* begin GIVEN INFORMATION *
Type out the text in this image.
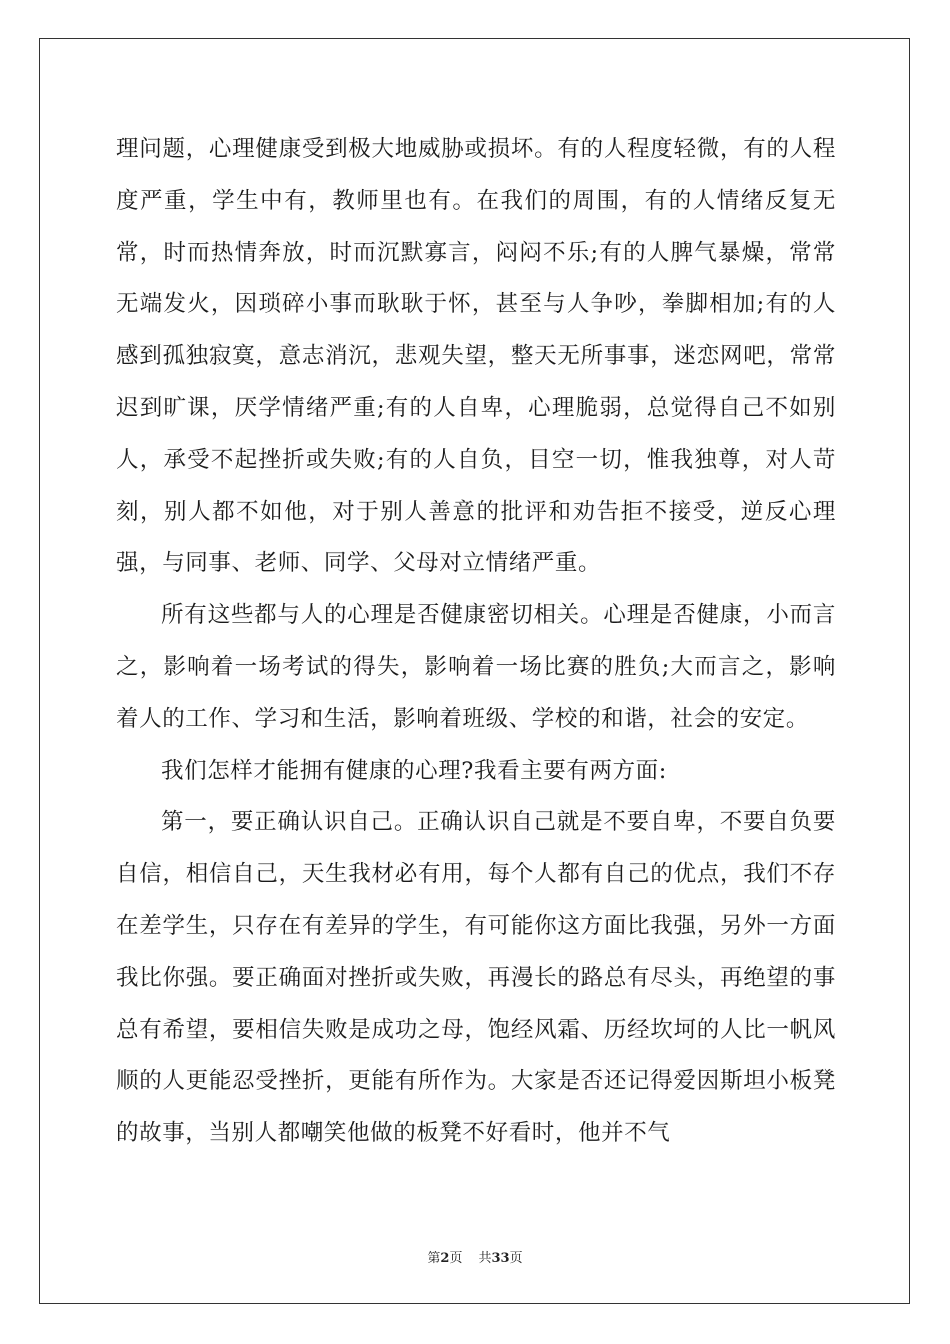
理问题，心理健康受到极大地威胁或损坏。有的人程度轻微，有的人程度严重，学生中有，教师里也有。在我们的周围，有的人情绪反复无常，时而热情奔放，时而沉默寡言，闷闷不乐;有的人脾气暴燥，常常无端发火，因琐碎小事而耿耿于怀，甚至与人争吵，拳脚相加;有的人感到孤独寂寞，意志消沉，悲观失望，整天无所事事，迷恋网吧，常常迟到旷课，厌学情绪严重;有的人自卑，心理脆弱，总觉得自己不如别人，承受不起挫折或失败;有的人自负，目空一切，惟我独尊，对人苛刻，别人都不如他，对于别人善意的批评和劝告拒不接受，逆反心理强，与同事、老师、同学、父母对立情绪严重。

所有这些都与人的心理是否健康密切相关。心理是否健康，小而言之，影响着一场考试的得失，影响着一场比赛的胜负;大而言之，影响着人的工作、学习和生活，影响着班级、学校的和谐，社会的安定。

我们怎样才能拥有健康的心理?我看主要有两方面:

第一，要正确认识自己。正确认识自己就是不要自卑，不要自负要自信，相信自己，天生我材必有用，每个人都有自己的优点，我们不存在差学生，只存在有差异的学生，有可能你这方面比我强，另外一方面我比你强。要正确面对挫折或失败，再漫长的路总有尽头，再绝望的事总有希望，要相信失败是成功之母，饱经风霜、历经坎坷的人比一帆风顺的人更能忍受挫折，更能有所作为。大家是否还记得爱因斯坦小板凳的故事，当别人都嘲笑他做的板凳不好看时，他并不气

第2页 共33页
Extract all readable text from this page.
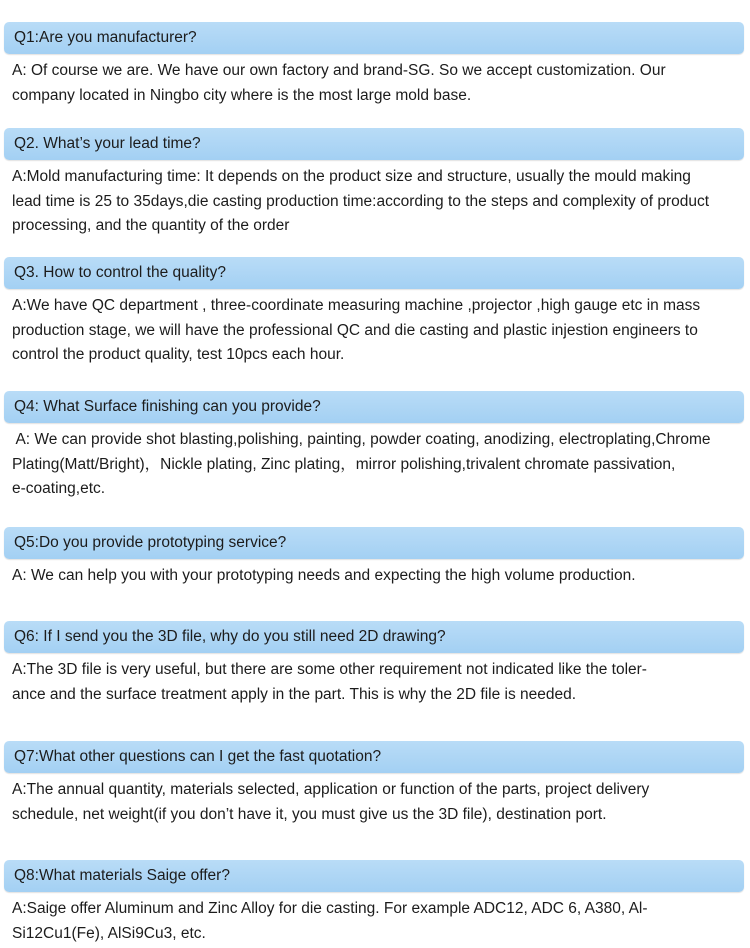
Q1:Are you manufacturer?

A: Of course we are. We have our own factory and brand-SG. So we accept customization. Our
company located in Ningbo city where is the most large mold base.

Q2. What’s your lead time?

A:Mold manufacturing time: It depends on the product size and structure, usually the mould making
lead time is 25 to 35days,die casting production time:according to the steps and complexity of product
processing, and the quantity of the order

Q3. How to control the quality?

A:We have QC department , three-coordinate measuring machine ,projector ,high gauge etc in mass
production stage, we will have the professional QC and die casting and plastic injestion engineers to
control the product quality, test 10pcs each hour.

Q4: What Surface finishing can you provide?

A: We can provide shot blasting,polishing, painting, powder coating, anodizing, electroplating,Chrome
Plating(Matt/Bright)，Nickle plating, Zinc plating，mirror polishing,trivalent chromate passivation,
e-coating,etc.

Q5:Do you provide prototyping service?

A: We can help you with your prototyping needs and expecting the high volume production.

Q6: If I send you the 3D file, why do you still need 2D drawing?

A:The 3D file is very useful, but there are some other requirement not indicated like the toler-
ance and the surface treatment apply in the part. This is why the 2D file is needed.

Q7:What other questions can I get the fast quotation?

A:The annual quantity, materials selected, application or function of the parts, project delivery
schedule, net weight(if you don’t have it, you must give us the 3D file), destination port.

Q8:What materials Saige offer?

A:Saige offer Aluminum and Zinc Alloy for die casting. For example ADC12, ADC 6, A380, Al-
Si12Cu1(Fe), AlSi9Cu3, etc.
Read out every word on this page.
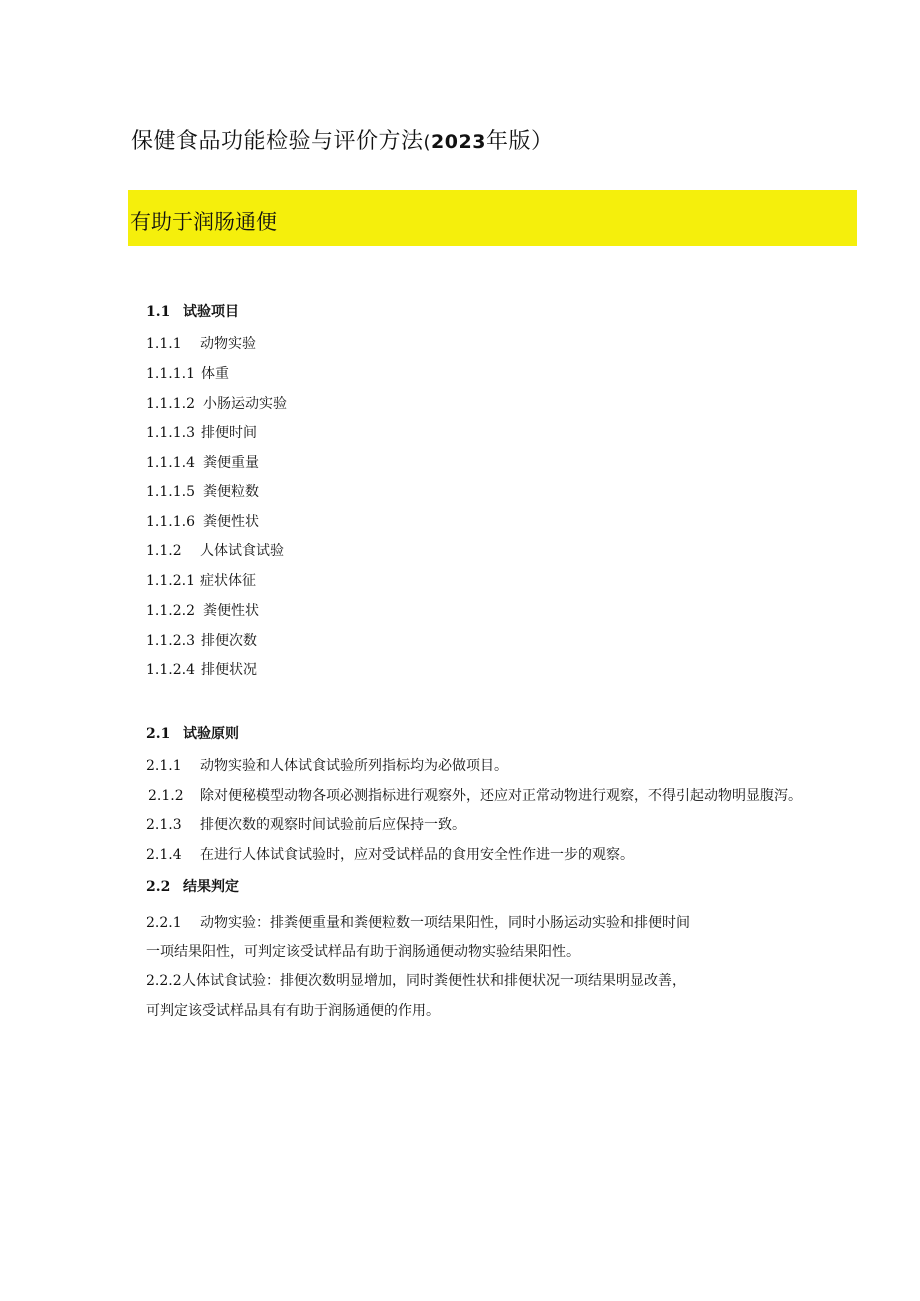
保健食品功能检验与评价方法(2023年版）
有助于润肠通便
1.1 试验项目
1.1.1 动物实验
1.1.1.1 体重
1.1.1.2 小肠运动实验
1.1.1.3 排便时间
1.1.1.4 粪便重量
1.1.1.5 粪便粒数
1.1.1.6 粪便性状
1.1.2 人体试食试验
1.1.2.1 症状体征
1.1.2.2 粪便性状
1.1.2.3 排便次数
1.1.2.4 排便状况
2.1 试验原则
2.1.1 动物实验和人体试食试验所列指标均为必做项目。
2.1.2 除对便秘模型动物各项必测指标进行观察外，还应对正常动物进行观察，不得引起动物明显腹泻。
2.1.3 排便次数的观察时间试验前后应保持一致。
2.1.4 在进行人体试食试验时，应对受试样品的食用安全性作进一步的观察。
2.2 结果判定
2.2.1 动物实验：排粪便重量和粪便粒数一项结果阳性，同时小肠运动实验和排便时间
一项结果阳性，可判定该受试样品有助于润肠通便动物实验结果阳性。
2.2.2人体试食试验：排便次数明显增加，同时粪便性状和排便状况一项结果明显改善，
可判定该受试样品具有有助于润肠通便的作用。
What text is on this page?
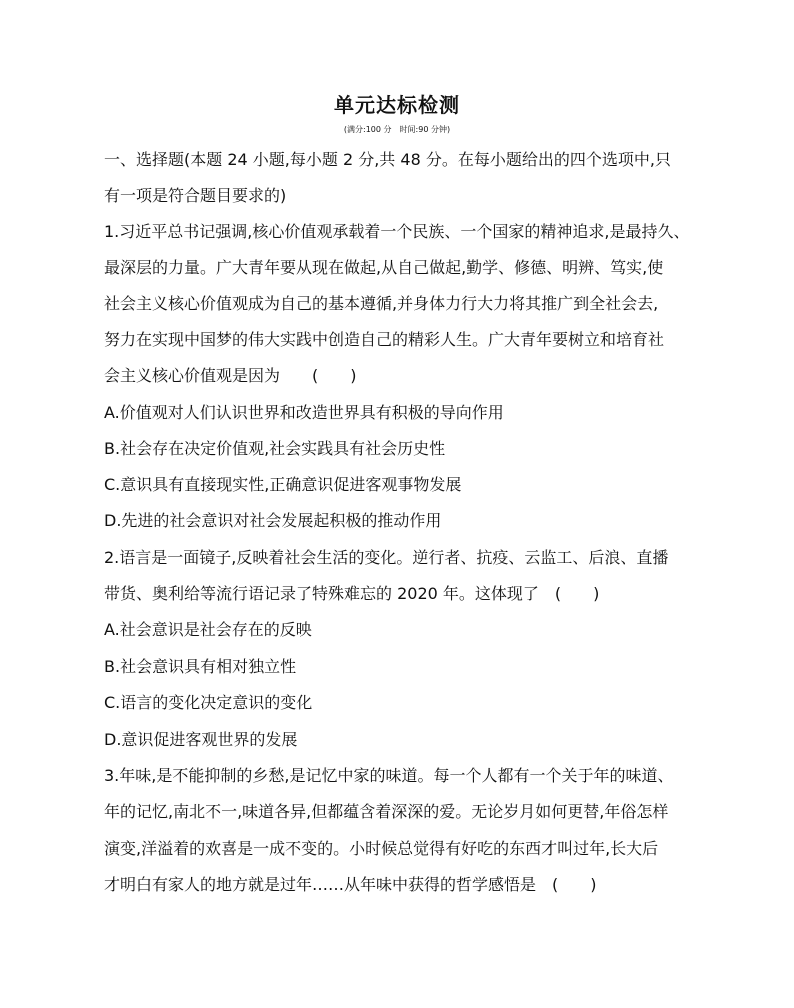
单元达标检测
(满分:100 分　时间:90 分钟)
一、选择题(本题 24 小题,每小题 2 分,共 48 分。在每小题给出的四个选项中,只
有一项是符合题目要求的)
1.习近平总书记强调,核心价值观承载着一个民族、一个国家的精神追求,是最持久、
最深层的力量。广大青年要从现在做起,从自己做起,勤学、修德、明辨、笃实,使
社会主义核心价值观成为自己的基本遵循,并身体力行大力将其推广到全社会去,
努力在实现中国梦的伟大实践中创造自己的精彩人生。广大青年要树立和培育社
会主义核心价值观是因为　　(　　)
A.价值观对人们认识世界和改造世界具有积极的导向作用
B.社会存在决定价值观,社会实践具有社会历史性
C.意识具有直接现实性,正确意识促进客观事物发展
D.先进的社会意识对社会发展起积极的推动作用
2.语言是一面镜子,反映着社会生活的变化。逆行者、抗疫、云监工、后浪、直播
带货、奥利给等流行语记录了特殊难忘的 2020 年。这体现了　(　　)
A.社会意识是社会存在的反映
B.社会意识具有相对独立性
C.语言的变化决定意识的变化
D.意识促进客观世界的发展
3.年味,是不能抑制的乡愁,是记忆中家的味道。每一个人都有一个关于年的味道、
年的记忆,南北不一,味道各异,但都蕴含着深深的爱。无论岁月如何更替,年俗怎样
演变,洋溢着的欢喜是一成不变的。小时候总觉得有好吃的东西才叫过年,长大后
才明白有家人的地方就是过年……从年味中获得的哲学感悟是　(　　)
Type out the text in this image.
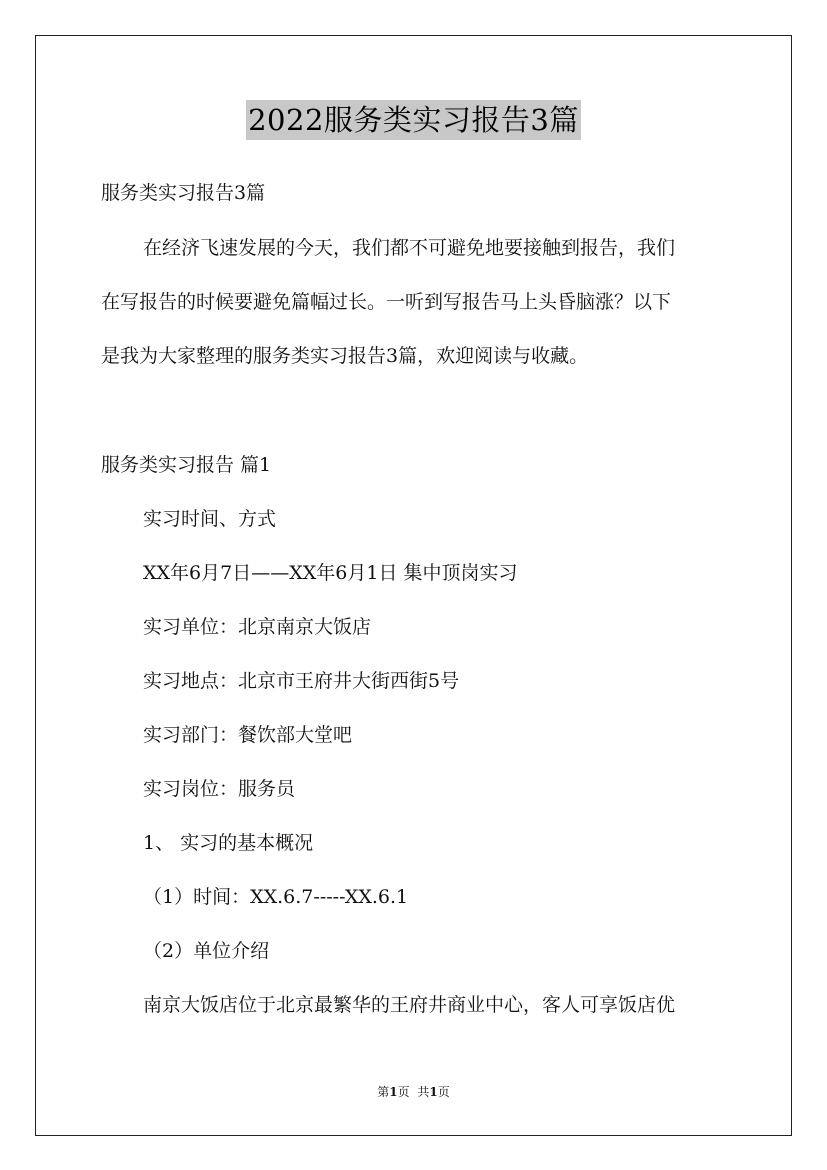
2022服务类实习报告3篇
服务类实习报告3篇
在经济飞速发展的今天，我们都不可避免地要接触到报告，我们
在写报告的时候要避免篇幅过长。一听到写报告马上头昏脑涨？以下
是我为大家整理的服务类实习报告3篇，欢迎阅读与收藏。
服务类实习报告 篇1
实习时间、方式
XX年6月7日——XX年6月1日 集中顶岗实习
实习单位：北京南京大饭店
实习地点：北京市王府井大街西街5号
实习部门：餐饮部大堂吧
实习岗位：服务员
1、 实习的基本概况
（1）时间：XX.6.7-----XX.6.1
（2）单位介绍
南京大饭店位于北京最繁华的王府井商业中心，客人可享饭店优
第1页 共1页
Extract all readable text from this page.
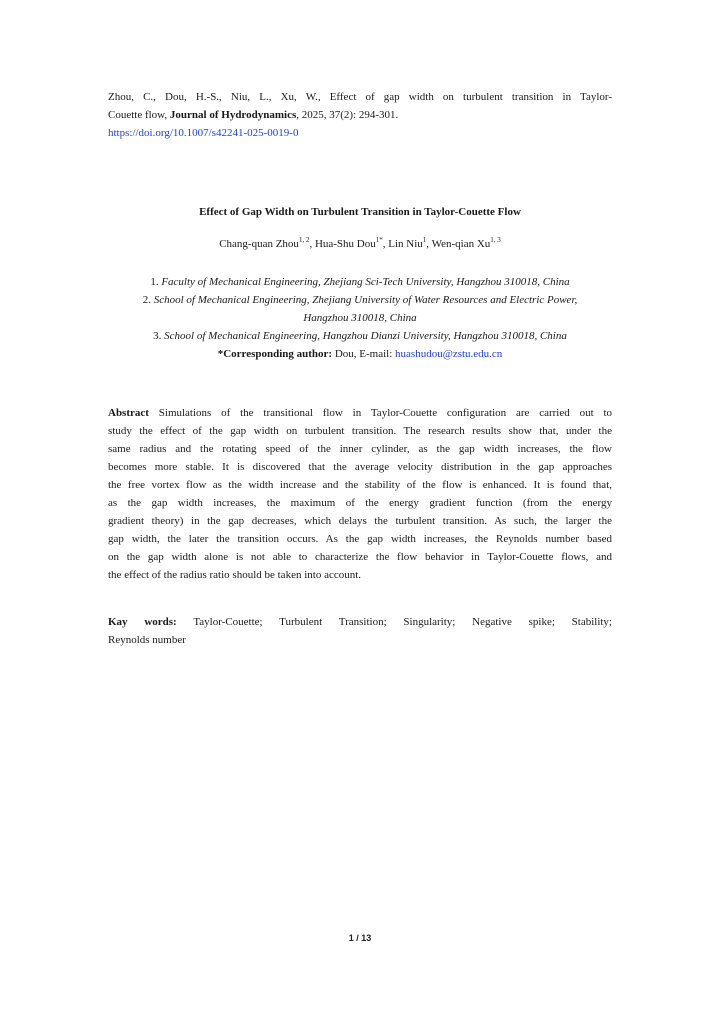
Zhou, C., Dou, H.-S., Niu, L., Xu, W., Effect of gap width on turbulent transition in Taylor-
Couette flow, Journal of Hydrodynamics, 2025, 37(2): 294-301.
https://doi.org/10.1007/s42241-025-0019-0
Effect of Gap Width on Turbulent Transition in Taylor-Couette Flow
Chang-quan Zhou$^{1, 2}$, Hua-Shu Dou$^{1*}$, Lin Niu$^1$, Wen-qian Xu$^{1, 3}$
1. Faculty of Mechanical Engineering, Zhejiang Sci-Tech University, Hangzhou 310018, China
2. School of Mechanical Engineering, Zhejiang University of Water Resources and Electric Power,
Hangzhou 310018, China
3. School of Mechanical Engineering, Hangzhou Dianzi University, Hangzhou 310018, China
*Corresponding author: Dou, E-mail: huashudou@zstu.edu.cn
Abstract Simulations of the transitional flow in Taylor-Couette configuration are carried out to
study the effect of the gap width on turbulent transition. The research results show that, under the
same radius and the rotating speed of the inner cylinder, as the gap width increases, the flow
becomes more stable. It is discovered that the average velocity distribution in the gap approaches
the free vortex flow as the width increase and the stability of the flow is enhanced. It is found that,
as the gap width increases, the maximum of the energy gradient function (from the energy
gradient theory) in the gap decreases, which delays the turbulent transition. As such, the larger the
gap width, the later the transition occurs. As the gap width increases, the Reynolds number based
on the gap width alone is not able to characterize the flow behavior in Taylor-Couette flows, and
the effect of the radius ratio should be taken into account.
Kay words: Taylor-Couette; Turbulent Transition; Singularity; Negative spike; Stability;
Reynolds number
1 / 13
* end GIVEN INFORMATION *
_EXERCISE DESCRIPTION_: State how many lines of the data include the word "Engineering", with nothing else.

_RESULT_: 3